= Problem to work on =
State how many lines of the entries include the string "안산시단원구", please, leaving out everything but the number.

================

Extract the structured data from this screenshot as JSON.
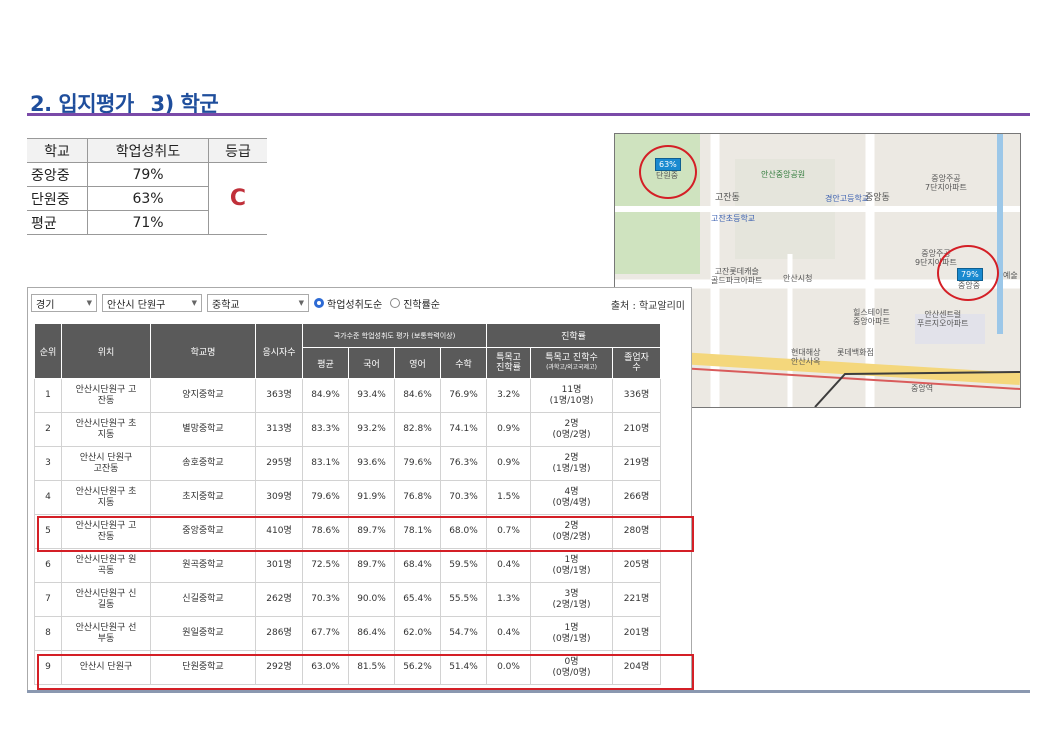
{
  "title": "2. 입지평가_ 3) 학군",
  "summary": {
    "headers": [
      "학교",
      "학업성취도",
      "등급"
    ],
    "rows": [
      {
        "name": "중앙중",
        "value": "79%"
      },
      {
        "name": "단원중",
        "value": "63%"
      },
      {
        "name": "평균",
        "value": "71%"
      }
    ],
    "grade": "C"
  },
  "map": {
    "labels": {
      "park": "안산중앙공원",
      "school1": "경안고등학교",
      "dong1": "고잔동",
      "dong2": "중앙동",
      "apt1": "중앙주공\n7단지아파트",
      "elem": "고잔초등학교",
      "apt2": "중앙주공\n9단지아파트",
      "golf": "고잔롯데캐슬\n골드파크아파트",
      "cityhall": "안산시청",
      "hills": "힐스테이트\n중앙아파트",
      "center": "안산센트럴\n푸르지오아파트",
      "hyundai": "현대해상\n안산사옥",
      "lotte": "롯데백화점",
      "station": "중앙역",
      "ye": "예술",
      "danwon": "단원중",
      "jungang": "중앙중"
    },
    "badges": {
      "danwon": "63%",
      "jungang": "79%"
    }
  },
  "filters": {
    "region": "경기",
    "district": "안산시 단원구",
    "level": "중학교",
    "radio1": "학업성취도순",
    "radio2": "진학률순",
    "source": "출처 : 학교알리미"
  },
  "table": {
    "h_rank": "순위",
    "h_loc": "위치",
    "h_school": "학교명",
    "h_count": "응시자수",
    "h_national": "국가수준 학업성취도 평가 (보통학력이상)",
    "h_adv": "진학률",
    "h_avg": "평균",
    "h_kor": "국어",
    "h_eng": "영어",
    "h_math": "수학",
    "h_special": "특목고\n진학률",
    "h_special_cnt": "특목고 진학수",
    "h_special_cnt_sub": "(과학고/외고국제고)",
    "h_grad": "졸업자\n수",
    "rows": [
      {
        "rank": "1",
        "loc": "안산시단원구 고\n잔동",
        "school": "양지중학교",
        "count": "363명",
        "avg": "84.9%",
        "kor": "93.4%",
        "eng": "84.6%",
        "math": "76.9%",
        "sp": "3.2%",
        "spc": "11명\n(1명/10명)",
        "grad": "336명"
      },
      {
        "rank": "2",
        "loc": "안산시단원구 초\n지동",
        "school": "별망중학교",
        "count": "313명",
        "avg": "83.3%",
        "kor": "93.2%",
        "eng": "82.8%",
        "math": "74.1%",
        "sp": "0.9%",
        "spc": "2명\n(0명/2명)",
        "grad": "210명"
      },
      {
        "rank": "3",
        "loc": "안산시 단원구\n고잔동",
        "school": "송호중학교",
        "count": "295명",
        "avg": "83.1%",
        "kor": "93.6%",
        "eng": "79.6%",
        "math": "76.3%",
        "sp": "0.9%",
        "spc": "2명\n(1명/1명)",
        "grad": "219명"
      },
      {
        "rank": "4",
        "loc": "안산시단원구 초\n지동",
        "school": "초지중학교",
        "count": "309명",
        "avg": "79.6%",
        "kor": "91.9%",
        "eng": "76.8%",
        "math": "70.3%",
        "sp": "1.5%",
        "spc": "4명\n(0명/4명)",
        "grad": "266명"
      },
      {
        "rank": "5",
        "loc": "안산시단원구 고\n잔동",
        "school": "중앙중학교",
        "count": "410명",
        "avg": "78.6%",
        "kor": "89.7%",
        "eng": "78.1%",
        "math": "68.0%",
        "sp": "0.7%",
        "spc": "2명\n(0명/2명)",
        "grad": "280명"
      },
      {
        "rank": "6",
        "loc": "안산시단원구 원\n곡동",
        "school": "원곡중학교",
        "count": "301명",
        "avg": "72.5%",
        "kor": "89.7%",
        "eng": "68.4%",
        "math": "59.5%",
        "sp": "0.4%",
        "spc": "1명\n(0명/1명)",
        "grad": "205명"
      },
      {
        "rank": "7",
        "loc": "안산시단원구 신\n길동",
        "school": "신길중학교",
        "count": "262명",
        "avg": "70.3%",
        "kor": "90.0%",
        "eng": "65.4%",
        "math": "55.5%",
        "sp": "1.3%",
        "spc": "3명\n(2명/1명)",
        "grad": "221명"
      },
      {
        "rank": "8",
        "loc": "안산시단원구 선\n부동",
        "school": "원일중학교",
        "count": "286명",
        "avg": "67.7%",
        "kor": "86.4%",
        "eng": "62.0%",
        "math": "54.7%",
        "sp": "0.4%",
        "spc": "1명\n(0명/1명)",
        "grad": "201명"
      },
      {
        "rank": "9",
        "loc": "안산시 단원구",
        "school": "단원중학교",
        "count": "292명",
        "avg": "63.0%",
        "kor": "81.5%",
        "eng": "56.2%",
        "math": "51.4%",
        "sp": "0.0%",
        "spc": "0명\n(0명/0명)",
        "grad": "204명"
      }
    ]
  }
}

================

= Reply =
7